EXERCISE DESCRIPTION: Check each line of the entries below for the string "chevron"; copy every line where it appears.

Stored data entries:
====================

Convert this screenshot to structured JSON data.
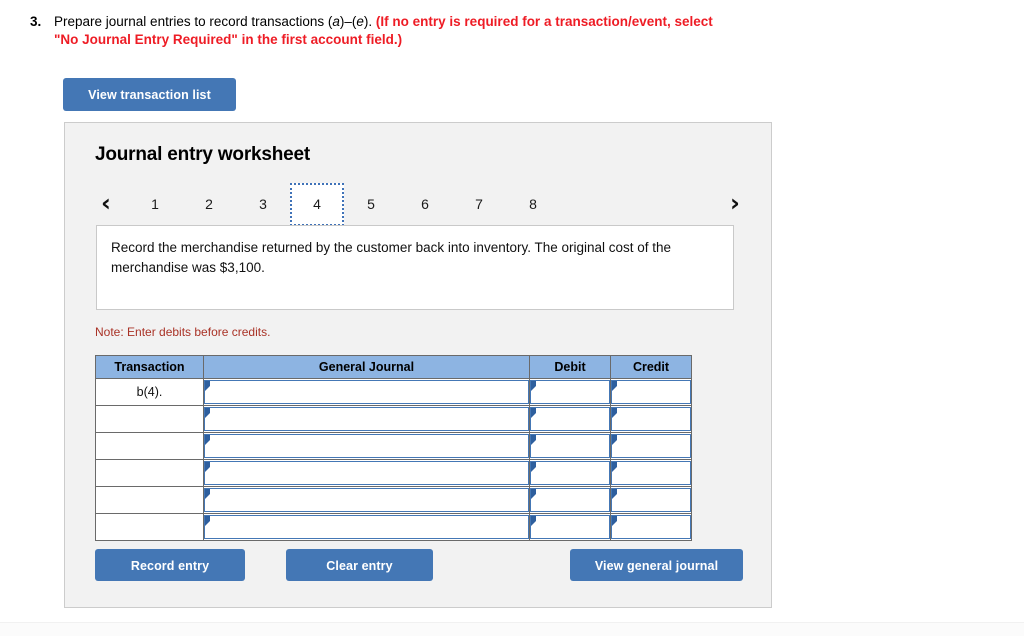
{
  "question": {
    "number": "3.",
    "text_plain_1": "Prepare journal entries to record transactions (",
    "text_italic_a": "a",
    "text_plain_dash": ")–(",
    "text_italic_e": "e",
    "text_plain_2": "). ",
    "text_red": "(If no entry is required for a transaction/event, select \"No Journal Entry Required\" in the first account field.)"
  },
  "toolbar": {
    "view_transaction_list_label": "View transaction list"
  },
  "panel": {
    "title": "Journal entry worksheet"
  },
  "pager": {
    "prev_icon": "chevron-left",
    "next_icon": "chevron-right",
    "prev_glyph": "‹",
    "next_glyph": "›",
    "tabs": [
      {
        "label": "1",
        "active": false
      },
      {
        "label": "2",
        "active": false
      },
      {
        "label": "3",
        "active": false
      },
      {
        "label": "4",
        "active": true
      },
      {
        "label": "5",
        "active": false
      },
      {
        "label": "6",
        "active": false
      },
      {
        "label": "7",
        "active": false
      },
      {
        "label": "8",
        "active": false
      }
    ],
    "active_tab": "4"
  },
  "description": {
    "text": "Record the merchandise returned by the customer back into inventory. The original cost of the merchandise was $3,100."
  },
  "note": {
    "text": "Note: Enter debits before credits."
  },
  "table": {
    "headers": {
      "transaction": "Transaction",
      "general_journal": "General Journal",
      "debit": "Debit",
      "credit": "Credit"
    },
    "rows": [
      {
        "transaction": "b(4).",
        "general_journal": "",
        "debit": "",
        "credit": ""
      },
      {
        "transaction": "",
        "general_journal": "",
        "debit": "",
        "credit": ""
      },
      {
        "transaction": "",
        "general_journal": "",
        "debit": "",
        "credit": ""
      },
      {
        "transaction": "",
        "general_journal": "",
        "debit": "",
        "credit": ""
      },
      {
        "transaction": "",
        "general_journal": "",
        "debit": "",
        "credit": ""
      },
      {
        "transaction": "",
        "general_journal": "",
        "debit": "",
        "credit": ""
      }
    ]
  },
  "actions": {
    "record_entry_label": "Record entry",
    "clear_entry_label": "Clear entry",
    "view_general_journal_label": "View general journal"
  },
  "colors": {
    "button_blue": "#4477b5",
    "table_header_blue": "#8db4e2",
    "panel_gray": "#f2f2f2",
    "note_red": "#a93226",
    "instruction_red": "#ee1c25",
    "field_border_blue": "#4477b5",
    "active_tab_border": "#3f72b8"
  }
}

====================

COMPLETE RESPONSE:
    "prev_icon": "chevron-left",
    "next_icon": "chevron-right",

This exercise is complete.